* _What to work on_
The entries should be given again so that each one matches the original exactly.

===============

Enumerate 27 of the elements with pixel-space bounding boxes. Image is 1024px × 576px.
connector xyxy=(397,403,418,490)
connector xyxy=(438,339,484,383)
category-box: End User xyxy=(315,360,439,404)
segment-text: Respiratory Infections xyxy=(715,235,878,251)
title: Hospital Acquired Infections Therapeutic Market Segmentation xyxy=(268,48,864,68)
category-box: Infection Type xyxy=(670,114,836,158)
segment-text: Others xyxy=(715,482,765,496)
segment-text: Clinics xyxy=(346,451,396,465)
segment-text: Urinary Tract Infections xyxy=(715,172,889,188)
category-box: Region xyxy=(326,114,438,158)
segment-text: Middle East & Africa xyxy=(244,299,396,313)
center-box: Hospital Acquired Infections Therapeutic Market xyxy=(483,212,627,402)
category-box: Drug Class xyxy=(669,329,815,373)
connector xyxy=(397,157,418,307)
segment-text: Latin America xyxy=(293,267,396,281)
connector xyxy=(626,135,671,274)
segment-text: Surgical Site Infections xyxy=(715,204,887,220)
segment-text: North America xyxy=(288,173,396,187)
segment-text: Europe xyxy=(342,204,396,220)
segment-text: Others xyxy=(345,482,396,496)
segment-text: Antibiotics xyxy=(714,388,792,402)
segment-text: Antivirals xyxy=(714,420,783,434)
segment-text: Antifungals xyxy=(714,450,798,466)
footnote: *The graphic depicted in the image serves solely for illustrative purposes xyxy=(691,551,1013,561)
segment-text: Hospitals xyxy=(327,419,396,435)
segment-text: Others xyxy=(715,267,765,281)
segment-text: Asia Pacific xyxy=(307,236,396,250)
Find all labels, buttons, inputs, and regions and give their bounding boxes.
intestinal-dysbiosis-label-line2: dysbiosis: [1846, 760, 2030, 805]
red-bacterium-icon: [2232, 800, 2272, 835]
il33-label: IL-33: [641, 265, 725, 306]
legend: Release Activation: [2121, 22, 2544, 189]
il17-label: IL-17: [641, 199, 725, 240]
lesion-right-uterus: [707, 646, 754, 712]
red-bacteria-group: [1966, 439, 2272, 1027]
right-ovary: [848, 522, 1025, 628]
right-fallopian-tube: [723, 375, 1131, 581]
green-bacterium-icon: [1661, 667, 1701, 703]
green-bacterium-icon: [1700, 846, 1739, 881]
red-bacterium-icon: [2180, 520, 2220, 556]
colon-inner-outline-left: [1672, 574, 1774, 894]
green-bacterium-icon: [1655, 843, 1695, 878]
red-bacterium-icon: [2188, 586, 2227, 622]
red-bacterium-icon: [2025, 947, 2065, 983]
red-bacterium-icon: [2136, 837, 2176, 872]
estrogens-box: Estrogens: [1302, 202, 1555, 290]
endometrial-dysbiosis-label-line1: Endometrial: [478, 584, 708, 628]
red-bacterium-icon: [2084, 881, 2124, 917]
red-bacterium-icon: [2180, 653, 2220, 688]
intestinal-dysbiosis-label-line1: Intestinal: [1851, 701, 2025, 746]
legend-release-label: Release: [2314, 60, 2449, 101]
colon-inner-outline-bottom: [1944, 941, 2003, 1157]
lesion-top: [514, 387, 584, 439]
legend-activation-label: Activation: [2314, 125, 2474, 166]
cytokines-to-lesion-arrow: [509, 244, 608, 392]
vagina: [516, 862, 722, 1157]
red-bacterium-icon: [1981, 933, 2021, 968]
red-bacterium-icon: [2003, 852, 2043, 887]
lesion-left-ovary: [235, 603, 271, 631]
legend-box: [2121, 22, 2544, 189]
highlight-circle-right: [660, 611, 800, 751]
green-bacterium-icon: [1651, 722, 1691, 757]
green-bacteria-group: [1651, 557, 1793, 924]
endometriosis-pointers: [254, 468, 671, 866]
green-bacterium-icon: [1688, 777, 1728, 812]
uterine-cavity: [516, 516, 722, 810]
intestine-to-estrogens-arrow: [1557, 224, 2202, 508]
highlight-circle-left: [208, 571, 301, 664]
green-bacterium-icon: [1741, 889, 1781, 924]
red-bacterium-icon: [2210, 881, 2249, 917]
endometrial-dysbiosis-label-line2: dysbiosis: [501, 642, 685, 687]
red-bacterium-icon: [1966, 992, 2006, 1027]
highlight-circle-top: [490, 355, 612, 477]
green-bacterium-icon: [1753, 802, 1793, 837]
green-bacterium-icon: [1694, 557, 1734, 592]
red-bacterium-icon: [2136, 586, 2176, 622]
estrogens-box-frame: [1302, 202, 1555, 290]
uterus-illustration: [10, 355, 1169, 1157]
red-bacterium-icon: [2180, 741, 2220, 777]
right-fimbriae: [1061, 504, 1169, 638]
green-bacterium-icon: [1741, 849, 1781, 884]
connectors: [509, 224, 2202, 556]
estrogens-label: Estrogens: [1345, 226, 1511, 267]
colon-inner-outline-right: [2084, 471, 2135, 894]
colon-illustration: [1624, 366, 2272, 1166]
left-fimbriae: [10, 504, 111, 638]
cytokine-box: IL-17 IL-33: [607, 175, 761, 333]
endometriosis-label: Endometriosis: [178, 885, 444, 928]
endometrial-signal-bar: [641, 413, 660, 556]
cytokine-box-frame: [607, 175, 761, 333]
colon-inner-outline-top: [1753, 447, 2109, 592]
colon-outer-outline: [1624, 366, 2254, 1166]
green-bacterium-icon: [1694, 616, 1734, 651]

===============

* _Completed exercise_
Enumerate 27 of the elements with pixel-space bounding boxes. Image is 1024px × 576px.
connector xyxy=(397,403,418,490)
connector xyxy=(438,339,484,383)
category-box: End User xyxy=(315,360,439,404)
segment-text: Respiratory Infections xyxy=(715,235,878,251)
title: Hospital Acquired Infections Therapeutic Market Segmentation xyxy=(268,48,864,68)
category-box: Infection Type xyxy=(670,114,836,158)
segment-text: Others xyxy=(715,482,765,496)
segment-text: Clinics xyxy=(346,451,396,465)
segment-text: Urinary Tract Infections xyxy=(715,172,889,188)
category-box: Region xyxy=(326,114,438,158)
segment-text: Middle East & Africa xyxy=(244,299,396,313)
center-box: Hospital Acquired Infections Therapeutic Market xyxy=(483,212,627,402)
category-box: Drug Class xyxy=(669,329,815,373)
connector xyxy=(397,157,418,307)
segment-text: Latin America xyxy=(293,267,396,281)
connector xyxy=(626,135,671,274)
segment-text: Surgical Site Infections xyxy=(715,204,887,220)
segment-text: North America xyxy=(288,173,396,187)
segment-text: Europe xyxy=(342,204,396,220)
segment-text: Others xyxy=(345,482,396,496)
segment-text: Antibiotics xyxy=(714,388,792,402)
segment-text: Antivirals xyxy=(714,420,783,434)
segment-text: Antifungals xyxy=(714,450,798,466)
footnote: *The graphic depicted in the image serves solely for illustrative purposes xyxy=(691,551,1013,561)
segment-text: Hospitals xyxy=(327,419,396,435)
segment-text: Others xyxy=(715,267,765,281)
segment-text: Asia Pacific xyxy=(307,236,396,250)
Find all labels, buttons, inputs, and regions and give their bounding boxes.
intestinal-dysbiosis-label-line2: dysbiosis: [1846, 760, 2030, 805]
red-bacterium-icon: [2232, 800, 2272, 835]
il33-label: IL-33: [641, 265, 725, 306]
legend: Release Activation: [2121, 22, 2544, 189]
il17-label: IL-17: [641, 199, 725, 240]
lesion-right-uterus: [707, 646, 754, 712]
red-bacteria-group: [1966, 439, 2272, 1027]
right-ovary: [848, 522, 1025, 628]
right-fallopian-tube: [723, 375, 1131, 581]
green-bacterium-icon: [1661, 667, 1701, 703]
green-bacterium-icon: [1700, 846, 1739, 881]
red-bacterium-icon: [2180, 520, 2220, 556]
colon-inner-outline-left: [1672, 574, 1774, 894]
green-bacterium-icon: [1655, 843, 1695, 878]
red-bacterium-icon: [2188, 586, 2227, 622]
red-bacterium-icon: [2025, 947, 2065, 983]
red-bacterium-icon: [2136, 837, 2176, 872]
estrogens-box: Estrogens: [1302, 202, 1555, 290]
endometrial-dysbiosis-label-line1: Endometrial: [478, 584, 708, 628]
red-bacterium-icon: [2084, 881, 2124, 917]
red-bacterium-icon: [2180, 653, 2220, 688]
intestinal-dysbiosis-label-line1: Intestinal: [1851, 701, 2025, 746]
legend-release-label: Release: [2314, 60, 2449, 101]
colon-inner-outline-bottom: [1944, 941, 2003, 1157]
lesion-top: [514, 387, 584, 439]
legend-activation-label: Activation: [2314, 125, 2474, 166]
cytokines-to-lesion-arrow: [509, 244, 608, 392]
vagina: [516, 862, 722, 1157]
red-bacterium-icon: [1981, 933, 2021, 968]
red-bacterium-icon: [2003, 852, 2043, 887]
lesion-left-ovary: [235, 603, 271, 631]
legend-box: [2121, 22, 2544, 189]
highlight-circle-right: [660, 611, 800, 751]
green-bacterium-icon: [1651, 722, 1691, 757]
green-bacteria-group: [1651, 557, 1793, 924]
endometriosis-pointers: [254, 468, 671, 866]
green-bacterium-icon: [1688, 777, 1728, 812]
uterine-cavity: [516, 516, 722, 810]
intestine-to-estrogens-arrow: [1557, 224, 2202, 508]
highlight-circle-left: [208, 571, 301, 664]
green-bacterium-icon: [1741, 889, 1781, 924]
red-bacterium-icon: [2210, 881, 2249, 917]
endometrial-dysbiosis-label-line2: dysbiosis: [501, 642, 685, 687]
red-bacterium-icon: [1966, 992, 2006, 1027]
highlight-circle-top: [490, 355, 612, 477]
green-bacterium-icon: [1753, 802, 1793, 837]
green-bacterium-icon: [1694, 557, 1734, 592]
red-bacterium-icon: [2136, 586, 2176, 622]
estrogens-box-frame: [1302, 202, 1555, 290]
uterus-illustration: [10, 355, 1169, 1157]
red-bacterium-icon: [2180, 741, 2220, 777]
right-fimbriae: [1061, 504, 1169, 638]
green-bacterium-icon: [1741, 849, 1781, 884]
connectors: [509, 224, 2202, 556]
estrogens-label: Estrogens: [1345, 226, 1511, 267]
colon-inner-outline-right: [2084, 471, 2135, 894]
colon-illustration: [1624, 366, 2272, 1166]
left-fimbriae: [10, 504, 111, 638]
cytokine-box: IL-17 IL-33: [607, 175, 761, 333]
endometriosis-label: Endometriosis: [178, 885, 444, 928]
endometrial-signal-bar: [641, 413, 660, 556]
cytokine-box-frame: [607, 175, 761, 333]
colon-inner-outline-top: [1753, 447, 2109, 592]
colon-outer-outline: [1624, 366, 2254, 1166]
green-bacterium-icon: [1694, 616, 1734, 651]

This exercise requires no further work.